■ **DIRECTIVE**
From the entries provided below, copy each line that contains the word "text".

[Dataset excerpt]
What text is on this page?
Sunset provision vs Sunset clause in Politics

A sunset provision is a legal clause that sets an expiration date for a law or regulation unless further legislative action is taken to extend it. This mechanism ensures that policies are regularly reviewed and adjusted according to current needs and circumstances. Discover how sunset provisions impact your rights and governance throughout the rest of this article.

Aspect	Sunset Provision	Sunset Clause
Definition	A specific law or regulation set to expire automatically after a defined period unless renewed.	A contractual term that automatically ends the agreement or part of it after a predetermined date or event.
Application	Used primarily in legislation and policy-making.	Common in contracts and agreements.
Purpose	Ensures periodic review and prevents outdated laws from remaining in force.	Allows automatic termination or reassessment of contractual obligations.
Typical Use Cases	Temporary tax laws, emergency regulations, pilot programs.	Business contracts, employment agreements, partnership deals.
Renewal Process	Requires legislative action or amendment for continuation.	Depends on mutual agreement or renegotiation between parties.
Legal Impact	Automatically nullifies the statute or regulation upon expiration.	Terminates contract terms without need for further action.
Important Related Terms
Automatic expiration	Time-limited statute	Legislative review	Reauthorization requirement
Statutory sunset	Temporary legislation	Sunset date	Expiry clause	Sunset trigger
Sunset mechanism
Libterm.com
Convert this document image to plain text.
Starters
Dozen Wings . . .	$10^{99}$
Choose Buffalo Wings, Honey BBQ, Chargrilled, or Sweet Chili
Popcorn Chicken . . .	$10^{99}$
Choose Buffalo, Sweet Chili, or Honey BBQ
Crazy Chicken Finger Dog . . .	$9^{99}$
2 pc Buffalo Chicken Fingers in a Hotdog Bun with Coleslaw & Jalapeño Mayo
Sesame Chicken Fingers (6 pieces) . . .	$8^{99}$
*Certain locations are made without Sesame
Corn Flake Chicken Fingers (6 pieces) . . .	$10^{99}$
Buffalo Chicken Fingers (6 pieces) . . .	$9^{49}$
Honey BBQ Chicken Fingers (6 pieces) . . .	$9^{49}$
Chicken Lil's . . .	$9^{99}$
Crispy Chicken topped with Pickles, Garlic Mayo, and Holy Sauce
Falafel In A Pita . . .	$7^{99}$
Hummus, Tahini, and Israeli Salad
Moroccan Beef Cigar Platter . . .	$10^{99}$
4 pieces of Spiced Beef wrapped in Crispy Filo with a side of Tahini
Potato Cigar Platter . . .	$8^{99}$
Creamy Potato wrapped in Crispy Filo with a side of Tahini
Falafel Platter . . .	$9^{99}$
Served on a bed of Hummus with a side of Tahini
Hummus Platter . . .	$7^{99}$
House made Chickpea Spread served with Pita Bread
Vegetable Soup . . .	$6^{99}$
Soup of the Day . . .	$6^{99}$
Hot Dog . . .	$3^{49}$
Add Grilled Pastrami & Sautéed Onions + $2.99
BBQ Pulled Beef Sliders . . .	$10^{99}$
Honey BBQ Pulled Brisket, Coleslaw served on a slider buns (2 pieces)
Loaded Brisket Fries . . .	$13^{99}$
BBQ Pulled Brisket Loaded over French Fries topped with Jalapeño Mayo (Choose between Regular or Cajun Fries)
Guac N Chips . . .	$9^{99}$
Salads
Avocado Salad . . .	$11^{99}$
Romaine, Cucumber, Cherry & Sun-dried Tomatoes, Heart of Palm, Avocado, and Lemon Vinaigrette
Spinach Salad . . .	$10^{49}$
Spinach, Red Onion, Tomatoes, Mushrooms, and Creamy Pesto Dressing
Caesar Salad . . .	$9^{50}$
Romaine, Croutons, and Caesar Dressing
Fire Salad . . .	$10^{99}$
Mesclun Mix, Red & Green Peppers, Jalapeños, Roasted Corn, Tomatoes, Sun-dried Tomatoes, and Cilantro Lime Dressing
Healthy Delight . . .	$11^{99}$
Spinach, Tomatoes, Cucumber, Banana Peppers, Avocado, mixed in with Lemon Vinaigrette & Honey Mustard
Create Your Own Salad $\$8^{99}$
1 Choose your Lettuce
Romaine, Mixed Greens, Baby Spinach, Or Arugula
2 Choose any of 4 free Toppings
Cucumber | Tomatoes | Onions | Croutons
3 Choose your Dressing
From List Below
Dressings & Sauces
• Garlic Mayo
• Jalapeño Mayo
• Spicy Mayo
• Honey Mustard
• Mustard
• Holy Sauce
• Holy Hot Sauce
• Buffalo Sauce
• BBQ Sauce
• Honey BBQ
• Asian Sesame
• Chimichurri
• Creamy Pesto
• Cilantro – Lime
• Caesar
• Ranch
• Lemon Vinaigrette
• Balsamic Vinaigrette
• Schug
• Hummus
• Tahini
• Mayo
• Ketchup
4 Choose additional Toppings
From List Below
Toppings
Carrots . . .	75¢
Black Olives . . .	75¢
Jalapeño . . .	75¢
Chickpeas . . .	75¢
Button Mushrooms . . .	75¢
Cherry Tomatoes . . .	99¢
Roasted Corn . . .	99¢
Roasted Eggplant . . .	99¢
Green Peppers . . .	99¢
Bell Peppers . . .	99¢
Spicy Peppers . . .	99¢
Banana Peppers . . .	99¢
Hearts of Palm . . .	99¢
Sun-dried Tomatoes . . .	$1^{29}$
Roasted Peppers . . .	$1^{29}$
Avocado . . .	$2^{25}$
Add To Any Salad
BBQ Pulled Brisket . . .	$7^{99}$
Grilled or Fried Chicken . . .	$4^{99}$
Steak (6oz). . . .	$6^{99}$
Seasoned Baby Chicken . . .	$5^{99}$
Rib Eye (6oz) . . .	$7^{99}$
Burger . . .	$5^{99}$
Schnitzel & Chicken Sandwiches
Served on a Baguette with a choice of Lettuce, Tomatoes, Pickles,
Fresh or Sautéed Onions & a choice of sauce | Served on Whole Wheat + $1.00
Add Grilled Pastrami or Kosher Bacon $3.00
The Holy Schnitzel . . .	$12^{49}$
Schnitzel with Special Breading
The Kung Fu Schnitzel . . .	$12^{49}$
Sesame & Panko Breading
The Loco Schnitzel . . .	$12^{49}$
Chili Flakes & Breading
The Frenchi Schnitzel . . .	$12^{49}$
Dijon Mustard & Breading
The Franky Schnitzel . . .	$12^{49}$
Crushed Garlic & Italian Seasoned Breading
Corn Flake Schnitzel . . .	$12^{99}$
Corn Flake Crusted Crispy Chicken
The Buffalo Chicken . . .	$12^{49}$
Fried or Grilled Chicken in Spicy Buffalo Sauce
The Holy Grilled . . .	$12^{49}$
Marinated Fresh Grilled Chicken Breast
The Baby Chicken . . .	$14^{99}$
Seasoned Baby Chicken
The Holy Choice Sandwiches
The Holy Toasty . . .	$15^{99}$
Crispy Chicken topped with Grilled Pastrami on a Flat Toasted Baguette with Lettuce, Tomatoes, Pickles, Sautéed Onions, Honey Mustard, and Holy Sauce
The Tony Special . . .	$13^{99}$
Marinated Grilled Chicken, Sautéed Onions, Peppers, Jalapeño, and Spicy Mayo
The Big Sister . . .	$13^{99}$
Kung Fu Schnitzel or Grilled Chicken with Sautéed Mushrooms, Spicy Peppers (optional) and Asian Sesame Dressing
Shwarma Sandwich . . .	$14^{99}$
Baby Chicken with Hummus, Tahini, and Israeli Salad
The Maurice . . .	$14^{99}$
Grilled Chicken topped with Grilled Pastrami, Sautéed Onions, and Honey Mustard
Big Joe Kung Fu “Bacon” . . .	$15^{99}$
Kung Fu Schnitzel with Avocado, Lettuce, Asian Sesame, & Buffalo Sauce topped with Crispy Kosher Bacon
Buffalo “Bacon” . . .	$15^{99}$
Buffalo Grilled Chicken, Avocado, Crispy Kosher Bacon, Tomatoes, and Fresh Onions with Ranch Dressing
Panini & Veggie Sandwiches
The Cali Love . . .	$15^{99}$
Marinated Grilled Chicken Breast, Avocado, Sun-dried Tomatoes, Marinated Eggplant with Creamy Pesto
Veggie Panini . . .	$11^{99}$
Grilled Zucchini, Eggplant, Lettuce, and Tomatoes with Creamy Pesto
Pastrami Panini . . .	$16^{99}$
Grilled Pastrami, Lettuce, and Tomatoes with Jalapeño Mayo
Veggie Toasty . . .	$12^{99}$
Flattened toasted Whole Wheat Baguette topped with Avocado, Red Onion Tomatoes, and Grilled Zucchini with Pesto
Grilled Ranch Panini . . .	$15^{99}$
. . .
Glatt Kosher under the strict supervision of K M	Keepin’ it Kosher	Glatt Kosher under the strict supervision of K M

==

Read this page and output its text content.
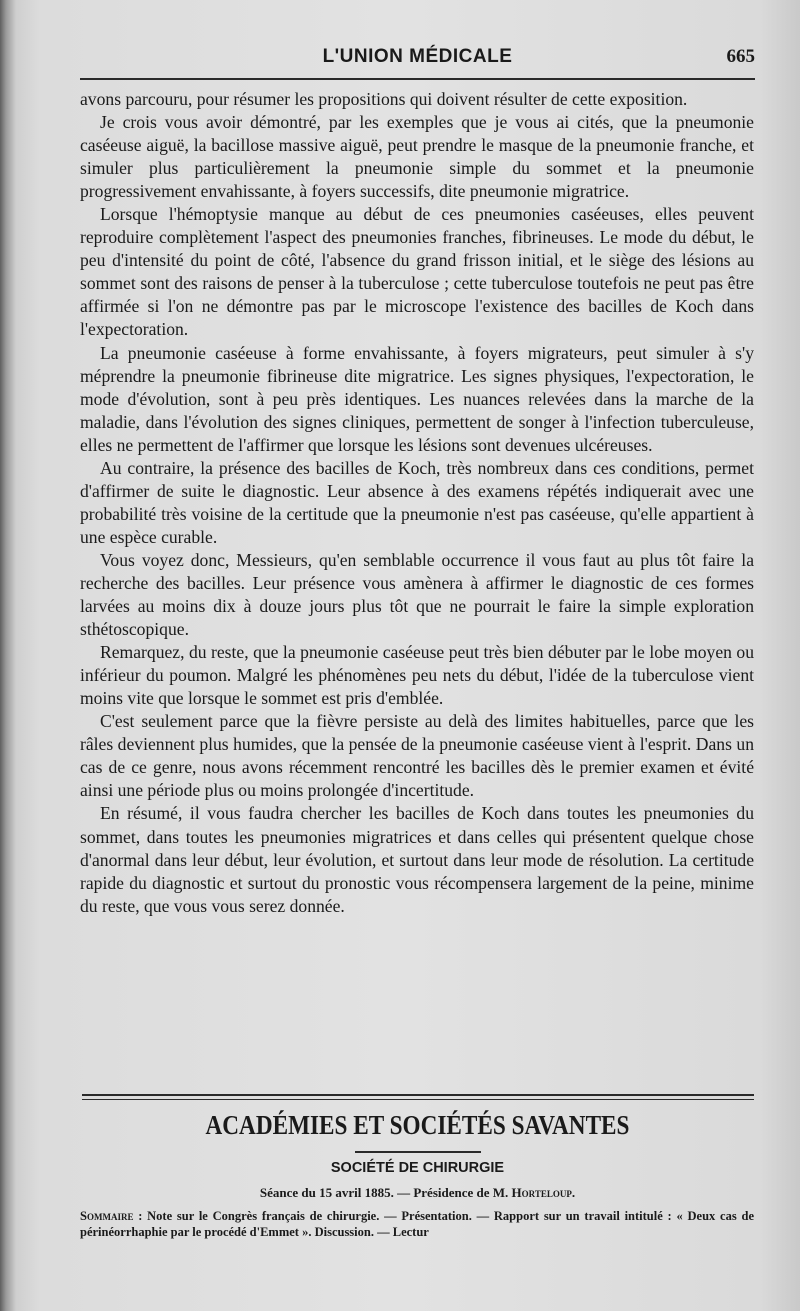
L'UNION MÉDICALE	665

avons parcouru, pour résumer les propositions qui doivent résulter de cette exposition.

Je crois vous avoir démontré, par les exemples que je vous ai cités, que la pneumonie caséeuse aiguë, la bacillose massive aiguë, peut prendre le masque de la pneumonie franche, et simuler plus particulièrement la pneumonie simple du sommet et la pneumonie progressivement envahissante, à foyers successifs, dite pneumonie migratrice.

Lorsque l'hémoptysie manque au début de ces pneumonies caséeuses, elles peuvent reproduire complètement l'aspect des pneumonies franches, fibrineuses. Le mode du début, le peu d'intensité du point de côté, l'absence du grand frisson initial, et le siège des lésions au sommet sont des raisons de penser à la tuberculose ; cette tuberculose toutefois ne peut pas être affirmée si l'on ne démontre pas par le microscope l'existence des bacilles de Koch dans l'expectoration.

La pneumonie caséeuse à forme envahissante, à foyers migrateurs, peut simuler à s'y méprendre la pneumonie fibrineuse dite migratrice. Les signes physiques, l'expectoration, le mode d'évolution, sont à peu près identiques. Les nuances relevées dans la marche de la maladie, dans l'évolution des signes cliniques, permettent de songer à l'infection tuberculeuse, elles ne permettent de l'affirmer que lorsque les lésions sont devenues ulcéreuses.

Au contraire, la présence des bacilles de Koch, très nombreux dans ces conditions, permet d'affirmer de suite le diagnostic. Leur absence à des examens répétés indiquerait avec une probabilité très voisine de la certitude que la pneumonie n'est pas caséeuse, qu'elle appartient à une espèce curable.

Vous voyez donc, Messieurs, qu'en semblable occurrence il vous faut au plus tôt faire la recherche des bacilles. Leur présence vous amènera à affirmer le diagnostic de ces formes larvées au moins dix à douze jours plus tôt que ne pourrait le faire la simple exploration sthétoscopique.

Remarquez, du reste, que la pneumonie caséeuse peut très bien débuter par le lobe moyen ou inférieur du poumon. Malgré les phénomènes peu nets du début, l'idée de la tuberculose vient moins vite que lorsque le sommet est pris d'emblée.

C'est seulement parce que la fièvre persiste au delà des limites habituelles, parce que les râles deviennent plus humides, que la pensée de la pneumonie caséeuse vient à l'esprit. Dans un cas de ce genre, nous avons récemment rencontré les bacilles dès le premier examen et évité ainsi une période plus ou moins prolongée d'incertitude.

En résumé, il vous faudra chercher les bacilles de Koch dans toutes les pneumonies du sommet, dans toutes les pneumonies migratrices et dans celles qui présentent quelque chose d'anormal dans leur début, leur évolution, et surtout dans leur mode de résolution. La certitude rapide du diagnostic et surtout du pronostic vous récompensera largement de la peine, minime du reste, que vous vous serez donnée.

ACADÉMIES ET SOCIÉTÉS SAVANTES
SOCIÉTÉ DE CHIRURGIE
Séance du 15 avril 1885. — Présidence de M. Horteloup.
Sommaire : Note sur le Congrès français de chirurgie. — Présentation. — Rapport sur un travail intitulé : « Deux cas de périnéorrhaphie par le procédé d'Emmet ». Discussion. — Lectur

* * *

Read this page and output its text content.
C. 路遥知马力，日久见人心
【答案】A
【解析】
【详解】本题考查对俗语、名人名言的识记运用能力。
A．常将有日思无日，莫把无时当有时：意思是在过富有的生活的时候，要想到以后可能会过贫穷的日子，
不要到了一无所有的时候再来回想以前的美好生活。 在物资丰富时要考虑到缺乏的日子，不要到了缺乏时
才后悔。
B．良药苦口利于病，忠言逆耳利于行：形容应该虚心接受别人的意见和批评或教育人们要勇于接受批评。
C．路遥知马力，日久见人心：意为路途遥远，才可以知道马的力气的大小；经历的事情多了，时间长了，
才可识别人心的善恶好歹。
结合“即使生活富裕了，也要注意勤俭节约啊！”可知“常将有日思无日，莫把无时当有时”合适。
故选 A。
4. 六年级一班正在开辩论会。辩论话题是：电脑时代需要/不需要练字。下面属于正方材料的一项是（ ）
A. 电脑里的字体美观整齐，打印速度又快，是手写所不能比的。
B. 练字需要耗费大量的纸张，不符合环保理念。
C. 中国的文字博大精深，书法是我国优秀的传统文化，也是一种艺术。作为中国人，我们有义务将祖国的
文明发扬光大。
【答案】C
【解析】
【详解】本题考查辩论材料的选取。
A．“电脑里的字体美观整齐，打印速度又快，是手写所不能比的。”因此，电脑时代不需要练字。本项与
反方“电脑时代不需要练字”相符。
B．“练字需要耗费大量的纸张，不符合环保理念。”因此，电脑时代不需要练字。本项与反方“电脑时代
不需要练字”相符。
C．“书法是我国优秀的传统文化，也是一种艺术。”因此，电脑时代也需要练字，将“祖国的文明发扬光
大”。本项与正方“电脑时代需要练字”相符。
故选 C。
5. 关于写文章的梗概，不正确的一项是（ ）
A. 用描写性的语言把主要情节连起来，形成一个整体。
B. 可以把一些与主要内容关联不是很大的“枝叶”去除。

■ **TASK RESPONSE**
What text is on this page?
Convert this document image to plain text.
Read this page and output its text content.
Read this page and output its text content.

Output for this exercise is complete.